> WORK REQUIRED
Copy out the listing below word for word, keeping every line and every coordinate unchanged.

═══ DATA SUPPLIED

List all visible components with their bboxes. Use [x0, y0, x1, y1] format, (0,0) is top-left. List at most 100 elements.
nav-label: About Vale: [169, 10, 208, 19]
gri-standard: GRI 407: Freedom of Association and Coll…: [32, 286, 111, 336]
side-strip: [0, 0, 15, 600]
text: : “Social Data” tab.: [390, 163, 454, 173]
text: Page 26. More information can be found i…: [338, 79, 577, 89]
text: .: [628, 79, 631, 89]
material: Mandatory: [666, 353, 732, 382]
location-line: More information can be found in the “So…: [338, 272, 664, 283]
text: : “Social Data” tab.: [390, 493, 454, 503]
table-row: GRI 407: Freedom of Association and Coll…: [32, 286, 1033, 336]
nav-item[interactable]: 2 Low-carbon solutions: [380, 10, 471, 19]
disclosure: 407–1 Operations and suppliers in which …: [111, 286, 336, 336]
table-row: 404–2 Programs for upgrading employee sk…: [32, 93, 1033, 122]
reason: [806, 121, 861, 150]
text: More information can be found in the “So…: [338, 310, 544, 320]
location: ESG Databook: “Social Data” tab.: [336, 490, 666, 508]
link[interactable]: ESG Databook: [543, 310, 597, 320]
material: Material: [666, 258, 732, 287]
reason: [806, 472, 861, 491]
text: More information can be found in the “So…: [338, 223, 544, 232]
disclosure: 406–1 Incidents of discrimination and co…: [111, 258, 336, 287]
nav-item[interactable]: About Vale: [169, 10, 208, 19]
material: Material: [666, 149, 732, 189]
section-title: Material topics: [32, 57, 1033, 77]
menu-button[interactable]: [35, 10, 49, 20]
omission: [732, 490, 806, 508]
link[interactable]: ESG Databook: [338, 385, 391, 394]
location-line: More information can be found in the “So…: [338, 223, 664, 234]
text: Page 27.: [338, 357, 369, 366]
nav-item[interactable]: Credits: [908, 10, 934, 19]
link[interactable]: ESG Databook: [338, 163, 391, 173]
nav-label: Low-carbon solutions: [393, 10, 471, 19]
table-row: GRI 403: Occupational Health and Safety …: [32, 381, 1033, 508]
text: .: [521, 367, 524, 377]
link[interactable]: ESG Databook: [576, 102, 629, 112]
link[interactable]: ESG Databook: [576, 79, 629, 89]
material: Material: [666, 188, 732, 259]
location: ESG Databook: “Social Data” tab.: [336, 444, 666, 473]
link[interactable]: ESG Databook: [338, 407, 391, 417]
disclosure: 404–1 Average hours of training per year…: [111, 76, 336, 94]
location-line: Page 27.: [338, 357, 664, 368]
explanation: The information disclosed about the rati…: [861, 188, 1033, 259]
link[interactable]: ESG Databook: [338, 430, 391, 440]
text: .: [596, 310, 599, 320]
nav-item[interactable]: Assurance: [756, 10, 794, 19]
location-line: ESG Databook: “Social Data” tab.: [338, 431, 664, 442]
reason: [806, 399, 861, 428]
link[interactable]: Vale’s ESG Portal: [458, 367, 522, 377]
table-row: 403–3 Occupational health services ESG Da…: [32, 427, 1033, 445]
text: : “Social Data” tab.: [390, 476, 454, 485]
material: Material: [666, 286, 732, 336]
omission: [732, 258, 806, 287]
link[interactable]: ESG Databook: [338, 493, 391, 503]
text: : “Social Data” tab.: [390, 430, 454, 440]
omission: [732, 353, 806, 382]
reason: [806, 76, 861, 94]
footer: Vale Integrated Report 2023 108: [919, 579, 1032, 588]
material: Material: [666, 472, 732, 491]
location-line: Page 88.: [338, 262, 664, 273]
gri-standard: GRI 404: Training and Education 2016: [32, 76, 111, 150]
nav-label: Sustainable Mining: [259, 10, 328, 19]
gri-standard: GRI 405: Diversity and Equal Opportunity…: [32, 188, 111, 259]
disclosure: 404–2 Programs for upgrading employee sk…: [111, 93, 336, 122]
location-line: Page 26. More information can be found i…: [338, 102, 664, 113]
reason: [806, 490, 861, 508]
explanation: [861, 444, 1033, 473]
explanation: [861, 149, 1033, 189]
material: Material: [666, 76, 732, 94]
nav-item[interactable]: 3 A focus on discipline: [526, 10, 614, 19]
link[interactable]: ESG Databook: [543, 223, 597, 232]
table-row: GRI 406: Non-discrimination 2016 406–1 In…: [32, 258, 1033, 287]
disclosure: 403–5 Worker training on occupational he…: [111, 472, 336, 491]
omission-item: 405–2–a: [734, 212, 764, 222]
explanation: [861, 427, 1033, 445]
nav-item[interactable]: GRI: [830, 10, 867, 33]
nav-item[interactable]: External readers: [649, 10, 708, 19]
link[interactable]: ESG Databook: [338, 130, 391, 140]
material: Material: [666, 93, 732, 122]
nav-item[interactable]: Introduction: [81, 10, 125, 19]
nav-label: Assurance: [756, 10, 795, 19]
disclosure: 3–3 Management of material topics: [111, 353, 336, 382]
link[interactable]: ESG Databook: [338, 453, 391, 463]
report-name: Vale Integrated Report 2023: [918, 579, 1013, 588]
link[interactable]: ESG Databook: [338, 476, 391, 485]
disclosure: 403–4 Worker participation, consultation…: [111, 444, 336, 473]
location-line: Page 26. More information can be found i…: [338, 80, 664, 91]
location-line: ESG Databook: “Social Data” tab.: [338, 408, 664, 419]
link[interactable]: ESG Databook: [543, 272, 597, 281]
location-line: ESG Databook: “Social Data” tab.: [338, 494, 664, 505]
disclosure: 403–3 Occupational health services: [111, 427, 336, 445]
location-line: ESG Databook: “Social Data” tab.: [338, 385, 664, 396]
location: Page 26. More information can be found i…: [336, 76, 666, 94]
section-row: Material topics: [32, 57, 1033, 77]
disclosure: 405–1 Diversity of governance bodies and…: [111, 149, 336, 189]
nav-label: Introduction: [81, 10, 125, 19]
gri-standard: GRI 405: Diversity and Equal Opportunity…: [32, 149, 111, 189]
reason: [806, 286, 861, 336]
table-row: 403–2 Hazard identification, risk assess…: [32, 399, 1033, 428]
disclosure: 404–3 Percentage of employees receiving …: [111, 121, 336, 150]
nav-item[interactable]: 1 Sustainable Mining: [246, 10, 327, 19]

══════

> FULL SOLUTION
List all visible components with their bboxes. Use [x0, y0, x1, y1] format, (0,0) is top-left. List at most 100 elements.
nav-label: About Vale: [169, 10, 208, 19]
gri-standard: GRI 407: Freedom of Association and Coll…: [32, 286, 111, 336]
side-strip: [0, 0, 15, 600]
text: : “Social Data” tab.: [390, 163, 454, 173]
text: Page 26. More information can be found i…: [338, 79, 577, 89]
text: .: [628, 79, 631, 89]
material: Mandatory: [666, 353, 732, 382]
location-line: More information can be found in the “So…: [338, 272, 664, 283]
text: : “Social Data” tab.: [390, 493, 454, 503]
table-row: GRI 407: Freedom of Association and Coll…: [32, 286, 1033, 336]
nav-item[interactable]: 2 Low-carbon solutions: [380, 10, 471, 19]
disclosure: 407–1 Operations and suppliers in which …: [111, 286, 336, 336]
table-row: 404–2 Programs for upgrading employee sk…: [32, 93, 1033, 122]
reason: [806, 121, 861, 150]
text: More information can be found in the “So…: [338, 310, 544, 320]
location: ESG Databook: “Social Data” tab.: [336, 490, 666, 508]
link[interactable]: ESG Databook: [543, 310, 597, 320]
material: Material: [666, 258, 732, 287]
reason: [806, 472, 861, 491]
text: More information can be found in the “So…: [338, 223, 544, 232]
disclosure: 406–1 Incidents of discrimination and co…: [111, 258, 336, 287]
nav-item[interactable]: About Vale: [169, 10, 208, 19]
material: Material: [666, 149, 732, 189]
section-title: Material topics: [32, 57, 1033, 77]
menu-button[interactable]: [35, 10, 49, 20]
omission: [732, 490, 806, 508]
link[interactable]: ESG Databook: [338, 385, 391, 394]
location-line: More information can be found in the “So…: [338, 223, 664, 234]
text: Page 27.: [338, 357, 369, 366]
nav-item[interactable]: Credits: [908, 10, 934, 19]
link[interactable]: ESG Databook: [338, 163, 391, 173]
nav-label: Low-carbon solutions: [393, 10, 471, 19]
table-row: GRI 403: Occupational Health and Safety …: [32, 381, 1033, 508]
text: .: [521, 367, 524, 377]
link[interactable]: ESG Databook: [576, 102, 629, 112]
link[interactable]: ESG Databook: [576, 79, 629, 89]
material: Material: [666, 188, 732, 259]
location: ESG Databook: “Social Data” tab.: [336, 444, 666, 473]
link[interactable]: ESG Databook: [338, 407, 391, 417]
disclosure: 404–1 Average hours of training per year…: [111, 76, 336, 94]
location-line: Page 27.: [338, 357, 664, 368]
explanation: The information disclosed about the rati…: [861, 188, 1033, 259]
link[interactable]: ESG Databook: [338, 430, 391, 440]
text: .: [596, 310, 599, 320]
nav-item[interactable]: Assurance: [756, 10, 794, 19]
location-line: ESG Databook: “Social Data” tab.: [338, 431, 664, 442]
reason: [806, 399, 861, 428]
link[interactable]: Vale’s ESG Portal: [458, 367, 522, 377]
table-row: 403–3 Occupational health services ESG Da…: [32, 427, 1033, 445]
text: : “Social Data” tab.: [390, 476, 454, 485]
material: Material: [666, 286, 732, 336]
omission: [732, 258, 806, 287]
link[interactable]: ESG Databook: [338, 493, 391, 503]
text: : “Social Data” tab.: [390, 430, 454, 440]
omission: [732, 353, 806, 382]
reason: [806, 76, 861, 94]
footer: Vale Integrated Report 2023 108: [919, 579, 1032, 588]
material: Material: [666, 472, 732, 491]
location-line: Page 88.: [338, 262, 664, 273]
gri-standard: GRI 404: Training and Education 2016: [32, 76, 111, 150]
nav-label: Sustainable Mining: [259, 10, 328, 19]
gri-standard: GRI 405: Diversity and Equal Opportunity…: [32, 188, 111, 259]
disclosure: 404–2 Programs for upgrading employee sk…: [111, 93, 336, 122]
location-line: Page 26. More information can be found i…: [338, 102, 664, 113]
reason: [806, 490, 861, 508]
explanation: [861, 444, 1033, 473]
explanation: [861, 149, 1033, 189]
material: Material: [666, 76, 732, 94]
nav-item[interactable]: 3 A focus on discipline: [526, 10, 614, 19]
link[interactable]: ESG Databook: [543, 223, 597, 232]
table-row: GRI 406: Non-discrimination 2016 406–1 In…: [32, 258, 1033, 287]
disclosure: 403–5 Worker training on occupational he…: [111, 472, 336, 491]
omission-item: 405–2–a: [734, 212, 764, 222]
explanation: [861, 427, 1033, 445]
nav-item[interactable]: GRI: [830, 10, 867, 33]
nav-item[interactable]: External readers: [649, 10, 708, 19]
link[interactable]: ESG Databook: [338, 130, 391, 140]
material: Material: [666, 93, 732, 122]
nav-item[interactable]: Introduction: [81, 10, 125, 19]
nav-label: Assurance: [756, 10, 795, 19]
disclosure: 3–3 Management of material topics: [111, 353, 336, 382]
link[interactable]: ESG Databook: [338, 453, 391, 463]
report-name: Vale Integrated Report 2023: [918, 579, 1013, 588]
link[interactable]: ESG Databook: [338, 476, 391, 485]
disclosure: 403–4 Worker participation, consultation…: [111, 444, 336, 473]
location-line: Page 26. More information can be found i…: [338, 80, 664, 91]
location-line: ESG Databook: “Social Data” tab.: [338, 408, 664, 419]
link[interactable]: ESG Databook: [543, 272, 597, 281]
location-line: ESG Databook: “Social Data” tab.: [338, 494, 664, 505]
disclosure: 403–3 Occupational health services: [111, 427, 336, 445]
location-line: ESG Databook: “Social Data” tab.: [338, 385, 664, 396]
location: Page 26. More information can be found i…: [336, 76, 666, 94]
section-row: Material topics: [32, 57, 1033, 77]
disclosure: 405–1 Diversity of governance bodies and…: [111, 149, 336, 189]
nav-label: Introduction: [81, 10, 125, 19]
gri-standard: GRI 405: Diversity and Equal Opportunity…: [32, 149, 111, 189]
reason: [806, 286, 861, 336]
table-row: 403–2 Hazard identification, risk assess…: [32, 399, 1033, 428]
disclosure: 404–3 Percentage of employees receiving …: [111, 121, 336, 150]
nav-item[interactable]: 1 Sustainable Mining: [246, 10, 327, 19]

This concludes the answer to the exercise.